- [Text section]:
America is the biggest soybean producer in the world and consumes it more than any other vegetable oil. Now, researchers at the University of California, Riverside have just discovered it leads to more cases of obesity and type 2 diabetes than fructose. The study, published in the journal PLOS ONE, is the first to make a side-by-side comparison of soybean to fructose oil. The findings may be used to set future dietary guidelines and nutritional standards within America.

"This was a major surprise for us," said the study’s lead researchers Poonamjot Deol, a professor of cell biology and neuroscience, in a press release, "that soybean oil is causing more obesity and diabetes than fructose, especially when you see headlines everyday about the potential role of sugar consumption in the current obesity epidemic."

Deol and her research team conducted a series of four diets with male mice, each diet designed to mimic the typical American meal. The first group was given coconut oil, the second group given a diet combined of coconut oil and soybean oil, and the third and fourth group were each fed diets with added fructose. Over time, researchers watched as the mice on the high soybean diet gained more weight, produced larger fat deposits, developed a fattier liver with signs of damage, had type 2 diabetes, and insulin resistance.

Soybean Consumption
Soybeans largely make up the vegetable oil consumption in the United States. Photo courtesy of The American Soybean Association

Diets high in fructose led to less severe metabolic effects than soybean oil; however, they did still lead to negative health effects like kidney problems, and a prolapsed rectum, which is symptomatic of inflammatory bowel disease. The mice on soybean oil-enriched diet gained nearly 25 percent more weight than mice on the coconut oil diet, and nine percent more weight than mice on the fructose diet.

Soybean oil makes up 55 percent of the vegetable oil consumption in the United States, according to The American Soybean Association. Today, Americans eat almost 20 billion more pounds of soybean oil than they did in 1988 — just 26 years ago. It didn’t used to be this way though.

Studies conducted in the 1960s are to blame for the high levels of soybean consumption in the U.S., when researchers found a positive link between saturated fatty acids and the increased risk of cardiovascular disease. Nutritional guidelines changed and reflected the studies’ findings, which led Americans to reduce saturated fat intake of meat and dairy products and to increase their intake of polyunsaturated fatty acids found in plant-based oil-like soybeans.

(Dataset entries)
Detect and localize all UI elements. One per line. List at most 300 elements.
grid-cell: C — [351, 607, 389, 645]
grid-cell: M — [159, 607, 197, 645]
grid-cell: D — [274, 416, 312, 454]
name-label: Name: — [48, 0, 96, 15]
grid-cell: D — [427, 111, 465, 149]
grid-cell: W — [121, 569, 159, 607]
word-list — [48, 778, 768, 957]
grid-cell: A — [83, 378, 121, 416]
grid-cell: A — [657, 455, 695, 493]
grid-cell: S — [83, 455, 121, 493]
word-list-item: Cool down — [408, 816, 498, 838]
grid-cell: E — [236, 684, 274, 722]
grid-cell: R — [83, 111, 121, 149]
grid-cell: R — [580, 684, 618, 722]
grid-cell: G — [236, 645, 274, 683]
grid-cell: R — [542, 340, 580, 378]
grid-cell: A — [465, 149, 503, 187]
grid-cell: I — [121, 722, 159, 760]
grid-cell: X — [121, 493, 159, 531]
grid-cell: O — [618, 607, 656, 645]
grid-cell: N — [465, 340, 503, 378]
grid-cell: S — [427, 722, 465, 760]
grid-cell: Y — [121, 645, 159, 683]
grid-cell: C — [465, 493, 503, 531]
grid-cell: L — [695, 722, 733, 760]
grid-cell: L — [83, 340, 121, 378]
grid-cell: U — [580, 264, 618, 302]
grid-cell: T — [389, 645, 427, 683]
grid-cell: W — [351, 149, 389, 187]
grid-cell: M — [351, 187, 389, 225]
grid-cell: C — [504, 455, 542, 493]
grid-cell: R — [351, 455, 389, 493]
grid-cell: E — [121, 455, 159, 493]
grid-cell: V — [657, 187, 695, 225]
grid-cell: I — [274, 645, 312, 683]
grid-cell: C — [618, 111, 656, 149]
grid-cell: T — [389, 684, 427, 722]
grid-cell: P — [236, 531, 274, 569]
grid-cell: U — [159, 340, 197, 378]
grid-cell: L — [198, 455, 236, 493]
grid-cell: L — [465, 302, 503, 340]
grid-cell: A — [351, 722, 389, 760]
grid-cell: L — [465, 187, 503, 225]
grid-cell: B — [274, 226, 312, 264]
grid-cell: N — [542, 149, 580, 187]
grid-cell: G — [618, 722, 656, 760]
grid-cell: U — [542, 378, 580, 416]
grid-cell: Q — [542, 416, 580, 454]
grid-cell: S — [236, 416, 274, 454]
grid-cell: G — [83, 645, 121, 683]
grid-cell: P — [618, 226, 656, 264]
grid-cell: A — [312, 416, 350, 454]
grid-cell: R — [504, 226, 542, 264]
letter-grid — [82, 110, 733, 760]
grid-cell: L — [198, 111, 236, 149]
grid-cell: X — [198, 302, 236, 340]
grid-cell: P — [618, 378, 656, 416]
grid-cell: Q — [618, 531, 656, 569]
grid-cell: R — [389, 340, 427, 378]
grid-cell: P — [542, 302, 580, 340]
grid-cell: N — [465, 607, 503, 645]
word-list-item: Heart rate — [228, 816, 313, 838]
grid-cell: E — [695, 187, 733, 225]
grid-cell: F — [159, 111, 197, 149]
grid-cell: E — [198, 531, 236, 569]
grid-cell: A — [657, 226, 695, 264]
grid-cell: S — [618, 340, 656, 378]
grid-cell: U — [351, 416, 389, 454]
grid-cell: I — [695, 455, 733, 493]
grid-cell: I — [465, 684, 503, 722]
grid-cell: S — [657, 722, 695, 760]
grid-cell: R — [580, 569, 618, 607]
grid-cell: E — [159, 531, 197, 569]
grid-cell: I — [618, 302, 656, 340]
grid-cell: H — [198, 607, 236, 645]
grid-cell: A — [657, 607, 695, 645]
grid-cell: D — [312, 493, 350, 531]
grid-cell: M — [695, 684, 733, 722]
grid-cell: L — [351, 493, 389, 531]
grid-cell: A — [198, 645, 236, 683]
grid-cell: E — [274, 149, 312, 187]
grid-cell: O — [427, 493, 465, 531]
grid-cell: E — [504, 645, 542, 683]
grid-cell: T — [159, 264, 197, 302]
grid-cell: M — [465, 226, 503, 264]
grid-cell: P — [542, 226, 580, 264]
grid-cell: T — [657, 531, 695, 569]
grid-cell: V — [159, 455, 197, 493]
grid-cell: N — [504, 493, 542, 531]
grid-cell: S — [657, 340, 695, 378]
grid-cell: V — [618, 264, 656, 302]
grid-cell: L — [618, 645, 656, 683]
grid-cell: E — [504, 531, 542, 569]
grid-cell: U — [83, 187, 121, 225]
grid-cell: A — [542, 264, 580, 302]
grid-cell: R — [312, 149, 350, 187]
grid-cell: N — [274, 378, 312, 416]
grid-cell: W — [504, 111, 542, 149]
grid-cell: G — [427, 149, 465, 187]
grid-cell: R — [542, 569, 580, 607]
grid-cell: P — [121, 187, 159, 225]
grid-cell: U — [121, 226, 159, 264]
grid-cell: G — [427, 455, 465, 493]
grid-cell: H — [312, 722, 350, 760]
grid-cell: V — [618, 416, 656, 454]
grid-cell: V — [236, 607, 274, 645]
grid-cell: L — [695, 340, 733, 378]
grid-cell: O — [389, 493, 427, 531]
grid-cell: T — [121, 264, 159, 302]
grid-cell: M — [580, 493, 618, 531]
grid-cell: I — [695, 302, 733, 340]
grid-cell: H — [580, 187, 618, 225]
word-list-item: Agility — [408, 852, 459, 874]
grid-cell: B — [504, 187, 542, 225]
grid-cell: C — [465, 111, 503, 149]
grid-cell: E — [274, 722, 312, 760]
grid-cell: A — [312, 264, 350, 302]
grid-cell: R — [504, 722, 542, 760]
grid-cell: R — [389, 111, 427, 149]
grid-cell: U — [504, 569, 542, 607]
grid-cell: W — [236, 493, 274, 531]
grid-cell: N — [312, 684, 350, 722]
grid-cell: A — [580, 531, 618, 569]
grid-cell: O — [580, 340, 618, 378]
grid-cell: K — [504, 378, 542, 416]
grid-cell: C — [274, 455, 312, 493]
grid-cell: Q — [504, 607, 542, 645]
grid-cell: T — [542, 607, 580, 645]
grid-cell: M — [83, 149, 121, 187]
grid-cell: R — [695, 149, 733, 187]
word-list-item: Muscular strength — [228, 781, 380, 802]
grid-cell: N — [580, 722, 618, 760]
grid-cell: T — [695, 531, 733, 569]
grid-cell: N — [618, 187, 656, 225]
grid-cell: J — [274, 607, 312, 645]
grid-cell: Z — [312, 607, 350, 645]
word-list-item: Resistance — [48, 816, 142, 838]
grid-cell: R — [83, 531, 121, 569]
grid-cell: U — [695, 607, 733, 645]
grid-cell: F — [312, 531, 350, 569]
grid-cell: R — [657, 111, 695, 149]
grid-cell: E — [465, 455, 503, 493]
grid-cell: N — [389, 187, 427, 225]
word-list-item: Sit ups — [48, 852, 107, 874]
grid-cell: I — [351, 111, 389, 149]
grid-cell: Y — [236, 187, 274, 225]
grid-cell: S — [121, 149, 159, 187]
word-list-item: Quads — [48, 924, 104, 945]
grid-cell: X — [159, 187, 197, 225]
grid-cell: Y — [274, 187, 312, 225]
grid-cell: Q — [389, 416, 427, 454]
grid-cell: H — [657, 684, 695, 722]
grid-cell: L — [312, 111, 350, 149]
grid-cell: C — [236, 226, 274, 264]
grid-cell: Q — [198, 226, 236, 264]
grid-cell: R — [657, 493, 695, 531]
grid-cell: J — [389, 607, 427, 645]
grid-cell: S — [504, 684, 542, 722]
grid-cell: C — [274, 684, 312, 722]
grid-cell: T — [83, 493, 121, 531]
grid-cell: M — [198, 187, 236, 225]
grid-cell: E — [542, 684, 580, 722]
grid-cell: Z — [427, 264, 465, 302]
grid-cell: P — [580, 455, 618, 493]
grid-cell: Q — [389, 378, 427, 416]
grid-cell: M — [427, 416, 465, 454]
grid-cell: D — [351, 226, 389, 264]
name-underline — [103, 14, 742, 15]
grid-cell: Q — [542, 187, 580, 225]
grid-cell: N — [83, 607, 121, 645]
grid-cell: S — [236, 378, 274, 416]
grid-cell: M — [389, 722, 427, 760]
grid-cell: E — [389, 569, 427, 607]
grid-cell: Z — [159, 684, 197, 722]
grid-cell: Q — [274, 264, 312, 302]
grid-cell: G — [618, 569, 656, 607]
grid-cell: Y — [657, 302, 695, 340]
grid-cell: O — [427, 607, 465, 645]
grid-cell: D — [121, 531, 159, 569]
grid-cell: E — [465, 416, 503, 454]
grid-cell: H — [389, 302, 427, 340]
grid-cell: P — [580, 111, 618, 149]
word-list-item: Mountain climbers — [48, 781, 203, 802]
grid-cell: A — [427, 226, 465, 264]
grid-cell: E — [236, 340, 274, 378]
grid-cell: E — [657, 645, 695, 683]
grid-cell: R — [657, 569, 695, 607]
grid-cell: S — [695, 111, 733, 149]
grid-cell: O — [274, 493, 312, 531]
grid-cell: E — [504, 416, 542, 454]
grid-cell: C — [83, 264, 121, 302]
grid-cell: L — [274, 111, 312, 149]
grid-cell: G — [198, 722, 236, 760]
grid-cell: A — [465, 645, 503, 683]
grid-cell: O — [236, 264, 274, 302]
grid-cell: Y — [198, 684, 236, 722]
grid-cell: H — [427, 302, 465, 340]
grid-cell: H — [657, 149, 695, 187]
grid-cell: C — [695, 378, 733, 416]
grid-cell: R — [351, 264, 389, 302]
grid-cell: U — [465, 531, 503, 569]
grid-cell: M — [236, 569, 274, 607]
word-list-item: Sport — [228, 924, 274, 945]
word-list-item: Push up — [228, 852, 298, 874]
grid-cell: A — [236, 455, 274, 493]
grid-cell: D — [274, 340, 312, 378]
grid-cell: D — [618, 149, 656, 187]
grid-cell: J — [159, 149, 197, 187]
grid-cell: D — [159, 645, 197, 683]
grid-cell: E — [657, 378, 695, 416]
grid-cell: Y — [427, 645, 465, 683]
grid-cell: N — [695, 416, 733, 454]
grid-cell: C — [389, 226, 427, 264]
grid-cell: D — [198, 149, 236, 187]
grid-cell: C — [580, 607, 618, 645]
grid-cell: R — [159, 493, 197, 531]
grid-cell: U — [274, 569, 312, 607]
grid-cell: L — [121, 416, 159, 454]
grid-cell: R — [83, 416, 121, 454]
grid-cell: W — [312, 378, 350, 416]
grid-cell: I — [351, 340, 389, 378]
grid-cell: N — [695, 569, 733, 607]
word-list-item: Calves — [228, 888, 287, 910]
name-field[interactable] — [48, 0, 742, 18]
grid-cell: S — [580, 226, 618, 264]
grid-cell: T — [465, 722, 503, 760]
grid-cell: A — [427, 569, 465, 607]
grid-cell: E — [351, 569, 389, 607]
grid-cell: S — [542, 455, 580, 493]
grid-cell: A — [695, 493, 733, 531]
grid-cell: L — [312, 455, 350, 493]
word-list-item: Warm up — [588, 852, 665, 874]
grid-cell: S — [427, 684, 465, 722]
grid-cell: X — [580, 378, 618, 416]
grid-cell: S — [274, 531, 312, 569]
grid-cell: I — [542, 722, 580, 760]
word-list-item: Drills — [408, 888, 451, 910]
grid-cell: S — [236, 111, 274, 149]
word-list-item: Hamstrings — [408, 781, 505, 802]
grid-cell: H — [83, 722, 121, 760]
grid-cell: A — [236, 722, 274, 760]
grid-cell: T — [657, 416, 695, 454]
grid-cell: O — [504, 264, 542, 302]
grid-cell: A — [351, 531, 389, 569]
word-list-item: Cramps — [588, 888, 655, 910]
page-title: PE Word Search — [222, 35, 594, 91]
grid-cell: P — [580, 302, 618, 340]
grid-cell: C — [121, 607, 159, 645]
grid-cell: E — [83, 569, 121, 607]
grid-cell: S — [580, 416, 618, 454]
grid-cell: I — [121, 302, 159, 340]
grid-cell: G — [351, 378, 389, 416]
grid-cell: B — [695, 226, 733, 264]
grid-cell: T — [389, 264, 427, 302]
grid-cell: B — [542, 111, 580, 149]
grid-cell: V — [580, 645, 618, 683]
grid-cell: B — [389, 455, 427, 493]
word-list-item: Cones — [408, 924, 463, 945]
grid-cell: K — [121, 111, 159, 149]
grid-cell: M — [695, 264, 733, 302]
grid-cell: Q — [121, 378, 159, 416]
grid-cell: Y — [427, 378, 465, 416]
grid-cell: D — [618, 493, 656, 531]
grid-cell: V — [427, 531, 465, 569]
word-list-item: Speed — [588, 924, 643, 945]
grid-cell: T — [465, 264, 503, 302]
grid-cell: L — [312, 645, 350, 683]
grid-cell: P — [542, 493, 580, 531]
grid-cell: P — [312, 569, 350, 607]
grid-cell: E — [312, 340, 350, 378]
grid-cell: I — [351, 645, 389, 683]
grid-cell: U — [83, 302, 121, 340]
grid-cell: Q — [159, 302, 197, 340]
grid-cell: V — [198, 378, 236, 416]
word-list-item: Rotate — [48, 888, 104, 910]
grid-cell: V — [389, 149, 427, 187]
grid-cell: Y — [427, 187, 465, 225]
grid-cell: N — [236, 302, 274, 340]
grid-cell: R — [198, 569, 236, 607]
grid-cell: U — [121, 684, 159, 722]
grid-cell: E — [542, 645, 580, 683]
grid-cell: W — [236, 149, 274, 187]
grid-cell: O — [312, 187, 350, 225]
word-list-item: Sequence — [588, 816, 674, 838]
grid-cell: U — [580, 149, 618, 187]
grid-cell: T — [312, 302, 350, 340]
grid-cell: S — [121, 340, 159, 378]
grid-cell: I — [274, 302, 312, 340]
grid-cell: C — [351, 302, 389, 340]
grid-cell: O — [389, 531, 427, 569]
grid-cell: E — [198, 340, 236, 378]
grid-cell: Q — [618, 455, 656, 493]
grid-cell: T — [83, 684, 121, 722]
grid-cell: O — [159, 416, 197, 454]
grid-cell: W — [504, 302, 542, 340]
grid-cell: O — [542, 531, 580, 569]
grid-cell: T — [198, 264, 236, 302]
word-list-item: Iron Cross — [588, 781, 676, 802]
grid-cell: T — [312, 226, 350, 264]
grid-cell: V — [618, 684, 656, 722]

- [Requirement 1]:
Rewrite the paragraph of the soybean oil article that begins "Deol and her research team conducted" as a short list, keeping its main facts.
- [Requirement 2]:
Pick up the soybean oil article after its last sentence and continue it.

- [Reply 1]:
- Deol's team fed male mice four diets, each designed to mimic the typical American meal.
- Group one ate coconut oil.
- Group two ate a mix of coconut oil and soybean oil.
- Groups three and four each ate diets with added fructose.
- Over time, the mice on the high-soybean diet:
  - gained more weight
  - produced larger fat deposits
  - developed a fattier liver with signs of damage
  - had type 2 diabetes
  - showed insulin resistance

- [Reply 2]:
Soybean Trends
Soybean production has increased as consumer demand has created a new for more planting, harvesting, and hydrogenating. Photo courtesy of The American Soybean Association

What is soybean oil truly? Soybean oil is a major fat in the American diet. When a cheap oil like soybean is hydrogenated (hydrogen atoms are chemically added to stiffen its texture), it is solidified and emulsified into food products like margarine, according to the Food and Drug Administration. Soybean oils that are partially hydrogenated may have two to three times the polyunsaturated content as falsely feared saturated fats, which is what ultimately makes it more unhealthy than other plant-based oils.

Aside from the widely-used margarine, soybean oil is notoriously used to manufacture salad dressings, baked goods, crackers, barbecue sauce, non-dairy creamers, shortening, potato chips, mayonnaise, breads, whipped creams, and often used to fry foods. More than 77.5 million acres of soybean crops were planted in 2009, most of which is within the Midwest, according to the U.S. Department of Agriculture. Not only is it frequently consumed by humans, but it is also the primary protein source for feeding livestock like cows and pigs, which in turn humans also consume. The crop has been expanding rapidly, promising a continuous steady flow of soybean oil to American homes.